WHAT YOU HAVE TO DO
Copy out lines with the word "text" from the material that follows.

DATASET ENTRIES
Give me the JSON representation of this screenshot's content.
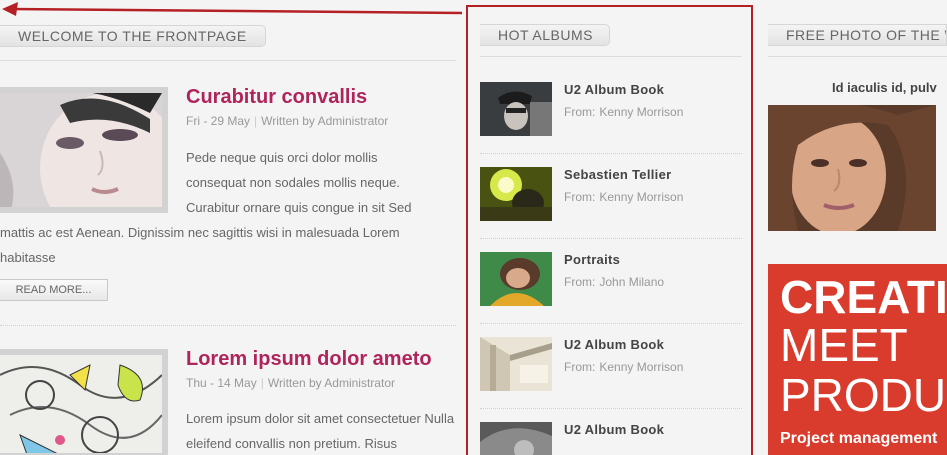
{
  "left": {
    "header": "WELCOME TO THE FRONTPAGE",
    "articles": [
      {
        "title": "Curabitur convallis",
        "date": "Fri - 29 May",
        "author": "Written by Administrator",
        "text": "Pede neque quis orci dolor mollis consequat non sodales mollis neque. Curabitur ornare quis congue in sit Sed mattis ac est Aenean. Dignissim nec sagittis wisi in malesuada Lorem habitasse",
        "read_more": "READ MORE..."
      },
      {
        "title": "Lorem ipsum dolor ameto",
        "date": "Thu - 14 May",
        "author": "Written by Administrator",
        "text": "Lorem ipsum dolor sit amet consectetuer Nulla eleifend convallis non pretium. Risus"
      }
    ]
  },
  "middle": {
    "header": "HOT ALBUMS",
    "from_label": "From:",
    "albums": [
      {
        "title": "U2 Album Book",
        "author": "Kenny Morrison"
      },
      {
        "title": "Sebastien Tellier",
        "author": "Kenny Morrison"
      },
      {
        "title": "Portraits",
        "author": "John Milano"
      },
      {
        "title": "U2 Album Book",
        "author": "Kenny Morrison"
      },
      {
        "title": "U2 Album Book",
        "author": ""
      }
    ]
  },
  "right": {
    "header": "FREE PHOTO OF THE W",
    "caption": "Id iaculis id, pulv",
    "banner": {
      "line1": "CREATIV",
      "line2": "MEET",
      "line3": "PRODUC",
      "line4": "Project management"
    }
  },
  "colors": {
    "accent_title": "#b0245c",
    "highlight_border": "#b52025",
    "banner_bg": "#d93b2c"
  }
}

EXERCISE ANSWER
        "text": "Pede neque quis orci dolor mollis consequat non sodales mollis neque. Curabitur ornare quis congue in sit Sed mattis ac est Aenean. Dignissim nec sagittis wisi in malesuada Lorem habitasse",
        "text": "Lorem ipsum dolor sit amet consectetuer Nulla eleifend convallis non pretium. Risus"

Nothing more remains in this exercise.